_INSTRUCTIONS FOR THE TASK_. Repeat the records below exactly.

_Data entries_.
□ □ □
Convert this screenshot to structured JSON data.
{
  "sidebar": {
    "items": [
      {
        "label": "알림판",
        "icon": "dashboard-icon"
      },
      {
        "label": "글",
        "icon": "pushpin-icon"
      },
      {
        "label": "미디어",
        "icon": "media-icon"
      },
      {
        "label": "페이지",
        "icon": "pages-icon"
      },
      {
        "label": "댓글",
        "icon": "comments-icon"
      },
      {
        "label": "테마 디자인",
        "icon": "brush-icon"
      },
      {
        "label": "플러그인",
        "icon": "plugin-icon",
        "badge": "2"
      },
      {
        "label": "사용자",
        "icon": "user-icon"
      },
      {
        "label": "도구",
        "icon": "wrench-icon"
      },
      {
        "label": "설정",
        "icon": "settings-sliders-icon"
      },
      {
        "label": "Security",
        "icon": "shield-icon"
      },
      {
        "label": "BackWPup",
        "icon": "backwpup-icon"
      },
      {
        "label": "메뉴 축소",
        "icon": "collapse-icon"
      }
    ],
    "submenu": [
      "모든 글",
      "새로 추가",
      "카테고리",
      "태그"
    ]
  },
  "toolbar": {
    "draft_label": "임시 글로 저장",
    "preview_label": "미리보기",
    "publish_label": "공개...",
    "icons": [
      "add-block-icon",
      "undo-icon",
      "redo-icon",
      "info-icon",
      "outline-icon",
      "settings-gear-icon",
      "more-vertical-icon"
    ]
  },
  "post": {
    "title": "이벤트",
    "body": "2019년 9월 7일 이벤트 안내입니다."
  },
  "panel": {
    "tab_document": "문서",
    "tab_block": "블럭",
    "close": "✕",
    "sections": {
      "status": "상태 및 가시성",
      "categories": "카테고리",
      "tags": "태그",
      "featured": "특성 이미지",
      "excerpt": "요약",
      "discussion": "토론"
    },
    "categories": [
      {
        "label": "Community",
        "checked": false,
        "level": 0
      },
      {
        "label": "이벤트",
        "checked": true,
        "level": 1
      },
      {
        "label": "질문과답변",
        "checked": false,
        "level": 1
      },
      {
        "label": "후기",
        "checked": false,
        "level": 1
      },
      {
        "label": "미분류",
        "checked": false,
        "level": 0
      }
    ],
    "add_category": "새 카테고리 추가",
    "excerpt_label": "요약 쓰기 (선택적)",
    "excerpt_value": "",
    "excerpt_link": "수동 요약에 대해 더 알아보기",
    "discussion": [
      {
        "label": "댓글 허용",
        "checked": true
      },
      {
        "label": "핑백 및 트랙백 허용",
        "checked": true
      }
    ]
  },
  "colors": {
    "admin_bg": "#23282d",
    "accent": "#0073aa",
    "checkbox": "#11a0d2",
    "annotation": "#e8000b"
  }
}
□ □ □
_CORRECT ANSWER_.
Convert this screenshot to structured JSON data.
{
  "sidebar": {
    "items": [
      {
        "label": "알림판",
        "icon": "dashboard-icon"
      },
      {
        "label": "글",
        "icon": "pushpin-icon"
      },
      {
        "label": "미디어",
        "icon": "media-icon"
      },
      {
        "label": "페이지",
        "icon": "pages-icon"
      },
      {
        "label": "댓글",
        "icon": "comments-icon"
      },
      {
        "label": "테마 디자인",
        "icon": "brush-icon"
      },
      {
        "label": "플러그인",
        "icon": "plugin-icon",
        "badge": "2"
      },
      {
        "label": "사용자",
        "icon": "user-icon"
      },
      {
        "label": "도구",
        "icon": "wrench-icon"
      },
      {
        "label": "설정",
        "icon": "settings-sliders-icon"
      },
      {
        "label": "Security",
        "icon": "shield-icon"
      },
      {
        "label": "BackWPup",
        "icon": "backwpup-icon"
      },
      {
        "label": "메뉴 축소",
        "icon": "collapse-icon"
      }
    ],
    "submenu": [
      "모든 글",
      "새로 추가",
      "카테고리",
      "태그"
    ]
  },
  "toolbar": {
    "draft_label": "임시 글로 저장",
    "preview_label": "미리보기",
    "publish_label": "공개...",
    "icons": [
      "add-block-icon",
      "undo-icon",
      "redo-icon",
      "info-icon",
      "outline-icon",
      "settings-gear-icon",
      "more-vertical-icon"
    ]
  },
  "post": {
    "title": "이벤트",
    "body": "2019년 9월 7일 이벤트 안내입니다."
  },
  "panel": {
    "tab_document": "문서",
    "tab_block": "블럭",
    "close": "✕",
    "sections": {
      "status": "상태 및 가시성",
      "categories": "카테고리",
      "tags": "태그",
      "featured": "특성 이미지",
      "excerpt": "요약",
      "discussion": "토론"
    },
    "categories": [
      {
        "label": "Community",
        "checked": false,
        "level": 0
      },
      {
        "label": "이벤트",
        "checked": true,
        "level": 1
      },
      {
        "label": "질문과답변",
        "checked": false,
        "level": 1
      },
      {
        "label": "후기",
        "checked": false,
        "level": 1
      },
      {
        "label": "미분류",
        "checked": false,
        "level": 0
      }
    ],
    "add_category": "새 카테고리 추가",
    "excerpt_label": "요약 쓰기 (선택적)",
    "excerpt_value": "",
    "excerpt_link": "수동 요약에 대해 더 알아보기",
    "discussion": [
      {
        "label": "댓글 허용",
        "checked": true
      },
      {
        "label": "핑백 및 트랙백 허용",
        "checked": true
      }
    ]
  },
  "colors": {
    "admin_bg": "#23282d",
    "accent": "#0073aa",
    "checkbox": "#11a0d2",
    "annotation": "#e8000b"
  }
}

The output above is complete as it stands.